JOB 1 :: In the eval-bench skill page, write out the passage that begins at the words "AgentSkillsCN" and stops after the words "humans to interpret.".
JOB 2 :: Write what comes next in the eval-bench skill page, picking up after its last line.

EXTRACTED TEXT ::
***
AgentSkillsCN

eval-bench

在各类基准测试套件中开展全面的模型评估,同时进行 RAG 质量检测、困惑度追踪,并生成清晰易懂的报告。

SKILL.md
--- frontmatter
name: eval-bench
description: Run comprehensive model evaluation across benchmark suites, RAG quality checks, perplexity tracking, and readable reporting.

Eval Bench

Use this skill to evaluate newly trained models before release. Evaluation must be repeatable, comparable across runs, and easy for humans to interpret.

Core Benchmarking (lm-evaluation-harness)

Use lm-evaluation-harness as the default benchmark runner. Include common suites such as:

  • MMLU
  • HellaSwag
  • ARC (Easy/Challenge)
  • and other relevant tasks for the model domain

Benchmark requirements:

  • pin benchmark/task versions when possible
  • record prompt/eval configuration and decoding settings
  • keep scores comparable across model revisions

RAG Evaluation (Ragas)
***
DATA EXCERPTS ::
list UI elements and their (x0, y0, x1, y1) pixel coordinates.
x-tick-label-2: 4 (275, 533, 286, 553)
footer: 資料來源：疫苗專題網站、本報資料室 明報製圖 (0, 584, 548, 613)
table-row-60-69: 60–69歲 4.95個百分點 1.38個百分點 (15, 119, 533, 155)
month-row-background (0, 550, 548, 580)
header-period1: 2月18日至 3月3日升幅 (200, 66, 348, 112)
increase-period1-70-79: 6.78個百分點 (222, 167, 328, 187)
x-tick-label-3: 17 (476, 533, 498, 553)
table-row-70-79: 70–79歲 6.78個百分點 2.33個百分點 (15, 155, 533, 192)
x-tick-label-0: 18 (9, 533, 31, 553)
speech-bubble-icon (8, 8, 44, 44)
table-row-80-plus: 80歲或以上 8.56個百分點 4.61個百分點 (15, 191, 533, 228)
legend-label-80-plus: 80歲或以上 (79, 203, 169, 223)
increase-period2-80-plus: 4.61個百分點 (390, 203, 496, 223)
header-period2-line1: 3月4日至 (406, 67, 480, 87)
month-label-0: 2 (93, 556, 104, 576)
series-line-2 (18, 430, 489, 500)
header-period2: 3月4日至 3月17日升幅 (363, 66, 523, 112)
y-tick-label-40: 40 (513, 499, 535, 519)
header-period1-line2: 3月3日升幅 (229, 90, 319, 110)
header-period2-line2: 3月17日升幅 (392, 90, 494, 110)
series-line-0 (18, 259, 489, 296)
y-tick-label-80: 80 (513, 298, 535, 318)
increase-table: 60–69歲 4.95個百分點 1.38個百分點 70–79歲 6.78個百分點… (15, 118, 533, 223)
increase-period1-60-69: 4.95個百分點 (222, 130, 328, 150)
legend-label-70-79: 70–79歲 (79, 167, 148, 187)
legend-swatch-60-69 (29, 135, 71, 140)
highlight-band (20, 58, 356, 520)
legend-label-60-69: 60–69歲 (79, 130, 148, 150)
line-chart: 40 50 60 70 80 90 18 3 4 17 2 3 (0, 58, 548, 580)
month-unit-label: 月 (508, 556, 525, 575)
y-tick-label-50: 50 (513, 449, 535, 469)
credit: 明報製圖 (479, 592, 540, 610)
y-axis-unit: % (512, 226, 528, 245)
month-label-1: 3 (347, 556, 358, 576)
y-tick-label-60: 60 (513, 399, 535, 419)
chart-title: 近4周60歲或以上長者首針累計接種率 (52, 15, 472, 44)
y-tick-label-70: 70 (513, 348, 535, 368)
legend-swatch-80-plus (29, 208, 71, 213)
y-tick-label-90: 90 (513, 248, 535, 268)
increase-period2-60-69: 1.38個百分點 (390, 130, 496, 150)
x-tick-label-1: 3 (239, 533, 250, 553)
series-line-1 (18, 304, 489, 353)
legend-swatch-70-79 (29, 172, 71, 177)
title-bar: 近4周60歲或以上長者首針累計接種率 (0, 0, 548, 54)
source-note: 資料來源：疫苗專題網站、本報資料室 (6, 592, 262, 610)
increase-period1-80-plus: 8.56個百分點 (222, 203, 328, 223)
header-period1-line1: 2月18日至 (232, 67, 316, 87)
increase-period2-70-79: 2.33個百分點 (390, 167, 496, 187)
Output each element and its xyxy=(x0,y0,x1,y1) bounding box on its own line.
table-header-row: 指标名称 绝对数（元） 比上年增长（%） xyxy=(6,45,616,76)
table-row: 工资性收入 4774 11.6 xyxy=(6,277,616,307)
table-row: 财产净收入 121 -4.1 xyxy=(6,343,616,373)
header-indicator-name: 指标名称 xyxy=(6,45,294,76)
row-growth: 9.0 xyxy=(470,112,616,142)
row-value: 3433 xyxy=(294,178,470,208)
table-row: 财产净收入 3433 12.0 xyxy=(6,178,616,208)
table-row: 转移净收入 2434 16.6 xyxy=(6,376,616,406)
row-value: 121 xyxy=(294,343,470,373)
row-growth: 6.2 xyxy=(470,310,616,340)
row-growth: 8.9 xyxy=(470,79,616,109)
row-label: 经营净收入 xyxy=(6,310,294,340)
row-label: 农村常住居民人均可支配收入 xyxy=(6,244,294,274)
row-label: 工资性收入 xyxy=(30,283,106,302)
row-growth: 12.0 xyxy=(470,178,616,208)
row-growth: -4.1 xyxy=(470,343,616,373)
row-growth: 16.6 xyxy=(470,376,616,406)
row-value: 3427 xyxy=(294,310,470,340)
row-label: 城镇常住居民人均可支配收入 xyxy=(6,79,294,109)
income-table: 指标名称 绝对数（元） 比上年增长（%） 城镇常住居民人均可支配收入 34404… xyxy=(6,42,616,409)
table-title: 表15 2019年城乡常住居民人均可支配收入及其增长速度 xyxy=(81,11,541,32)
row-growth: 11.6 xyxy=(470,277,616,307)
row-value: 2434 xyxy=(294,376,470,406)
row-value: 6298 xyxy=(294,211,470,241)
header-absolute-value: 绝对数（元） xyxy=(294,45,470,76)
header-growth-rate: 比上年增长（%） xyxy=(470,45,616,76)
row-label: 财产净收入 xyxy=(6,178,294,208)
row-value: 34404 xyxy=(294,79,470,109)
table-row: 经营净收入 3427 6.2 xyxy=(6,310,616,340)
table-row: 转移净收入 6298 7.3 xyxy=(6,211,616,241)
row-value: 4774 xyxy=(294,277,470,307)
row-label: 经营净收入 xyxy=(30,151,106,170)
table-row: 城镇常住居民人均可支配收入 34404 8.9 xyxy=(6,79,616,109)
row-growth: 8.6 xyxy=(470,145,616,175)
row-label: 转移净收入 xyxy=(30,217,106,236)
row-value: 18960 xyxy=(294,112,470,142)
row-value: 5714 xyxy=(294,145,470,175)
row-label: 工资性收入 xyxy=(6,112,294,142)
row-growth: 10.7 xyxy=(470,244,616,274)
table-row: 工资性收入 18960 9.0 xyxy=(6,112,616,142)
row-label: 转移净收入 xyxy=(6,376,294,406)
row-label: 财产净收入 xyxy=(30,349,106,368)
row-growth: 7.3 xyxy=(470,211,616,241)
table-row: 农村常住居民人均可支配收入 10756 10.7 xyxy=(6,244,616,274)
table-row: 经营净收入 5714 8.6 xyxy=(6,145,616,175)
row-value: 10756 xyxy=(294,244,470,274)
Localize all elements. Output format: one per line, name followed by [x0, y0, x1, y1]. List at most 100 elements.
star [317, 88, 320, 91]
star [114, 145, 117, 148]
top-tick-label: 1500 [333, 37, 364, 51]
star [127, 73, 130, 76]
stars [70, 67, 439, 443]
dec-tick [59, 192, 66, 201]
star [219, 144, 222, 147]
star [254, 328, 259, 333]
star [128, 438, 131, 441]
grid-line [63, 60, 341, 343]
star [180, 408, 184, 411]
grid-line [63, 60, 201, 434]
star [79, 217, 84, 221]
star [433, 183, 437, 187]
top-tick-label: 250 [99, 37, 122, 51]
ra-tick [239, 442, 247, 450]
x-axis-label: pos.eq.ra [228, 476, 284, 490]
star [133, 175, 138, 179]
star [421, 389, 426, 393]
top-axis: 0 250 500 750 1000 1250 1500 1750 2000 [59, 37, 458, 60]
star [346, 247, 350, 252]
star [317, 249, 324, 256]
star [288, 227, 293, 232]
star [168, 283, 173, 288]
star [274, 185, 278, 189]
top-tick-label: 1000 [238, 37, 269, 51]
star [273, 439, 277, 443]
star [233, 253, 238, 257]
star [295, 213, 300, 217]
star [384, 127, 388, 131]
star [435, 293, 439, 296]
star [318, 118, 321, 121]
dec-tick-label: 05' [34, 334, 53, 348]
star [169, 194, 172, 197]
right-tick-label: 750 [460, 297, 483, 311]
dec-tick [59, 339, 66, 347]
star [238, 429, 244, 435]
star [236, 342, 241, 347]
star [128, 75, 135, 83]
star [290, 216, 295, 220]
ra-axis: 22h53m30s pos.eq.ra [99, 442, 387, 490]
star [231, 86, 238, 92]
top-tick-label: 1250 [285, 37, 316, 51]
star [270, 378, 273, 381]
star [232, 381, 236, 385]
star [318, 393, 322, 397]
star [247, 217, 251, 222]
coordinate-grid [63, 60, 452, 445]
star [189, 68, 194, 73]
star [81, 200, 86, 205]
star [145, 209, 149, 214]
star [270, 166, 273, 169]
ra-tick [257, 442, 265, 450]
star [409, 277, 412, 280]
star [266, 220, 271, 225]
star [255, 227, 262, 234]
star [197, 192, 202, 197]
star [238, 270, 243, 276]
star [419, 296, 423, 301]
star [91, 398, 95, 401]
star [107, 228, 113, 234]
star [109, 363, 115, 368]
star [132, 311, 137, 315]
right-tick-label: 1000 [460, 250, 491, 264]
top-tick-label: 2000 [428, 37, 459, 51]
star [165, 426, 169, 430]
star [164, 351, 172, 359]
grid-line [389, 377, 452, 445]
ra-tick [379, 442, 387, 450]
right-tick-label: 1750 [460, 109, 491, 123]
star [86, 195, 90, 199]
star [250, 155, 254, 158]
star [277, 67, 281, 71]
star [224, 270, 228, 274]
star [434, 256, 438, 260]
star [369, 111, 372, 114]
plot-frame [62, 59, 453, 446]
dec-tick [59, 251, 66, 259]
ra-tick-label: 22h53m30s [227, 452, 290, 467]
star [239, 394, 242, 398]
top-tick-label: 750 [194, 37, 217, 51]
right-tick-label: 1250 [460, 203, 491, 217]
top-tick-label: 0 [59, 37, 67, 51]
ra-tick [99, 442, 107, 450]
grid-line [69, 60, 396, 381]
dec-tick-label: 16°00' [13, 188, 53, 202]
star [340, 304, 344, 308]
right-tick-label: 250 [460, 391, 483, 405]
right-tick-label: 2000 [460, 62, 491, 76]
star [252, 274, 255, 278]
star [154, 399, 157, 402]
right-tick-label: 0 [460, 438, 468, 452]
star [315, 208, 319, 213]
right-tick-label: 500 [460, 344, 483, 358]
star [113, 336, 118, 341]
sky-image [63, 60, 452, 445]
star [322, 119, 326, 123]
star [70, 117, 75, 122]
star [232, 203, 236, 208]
***
TASK ANSWER 1 ::
AgentSkillsCN

eval-bench

在各类基准测试套件中开展全面的模型评估,同时进行 RAG 质量检测、困惑度追踪,并生成清晰易懂的报告。

SKILL.md
--- frontmatter
name: eval-bench
description: Run comprehensive model evaluation across benchmark suites, RAG quality checks, perplexity tracking, and readable reporting.

Eval Bench

Use this skill to evaluate newly trained models before release. Evaluation must be repeatable, comparable across runs, and easy for humans to interpret.

TASK ANSWER 2 ::
When the target use case includes retrieval-augmented generation, run Ragas evaluation with documented settings. Track retrieval + generation quality signals and summarize failure patterns.

Perplexity Measurement

Compute perplexity on representative held-out datasets. Report:

  • overall perplexity
  • perplexity by domain/slice
  • notable regressions vs prior checkpoints

Reporting

Generate a human-readable evaluation report that includes:

  • benchmark score table
  • perplexity summary
  • RAG metrics (if applicable)
  • strengths, weaknesses, and release-readiness recommendation

Deliverables

  1. eval_config.yaml (tasks + settings)
  2. benchmark_results.json (raw machine-readable outputs)
  3. evaluation_report.md (human-readable summary)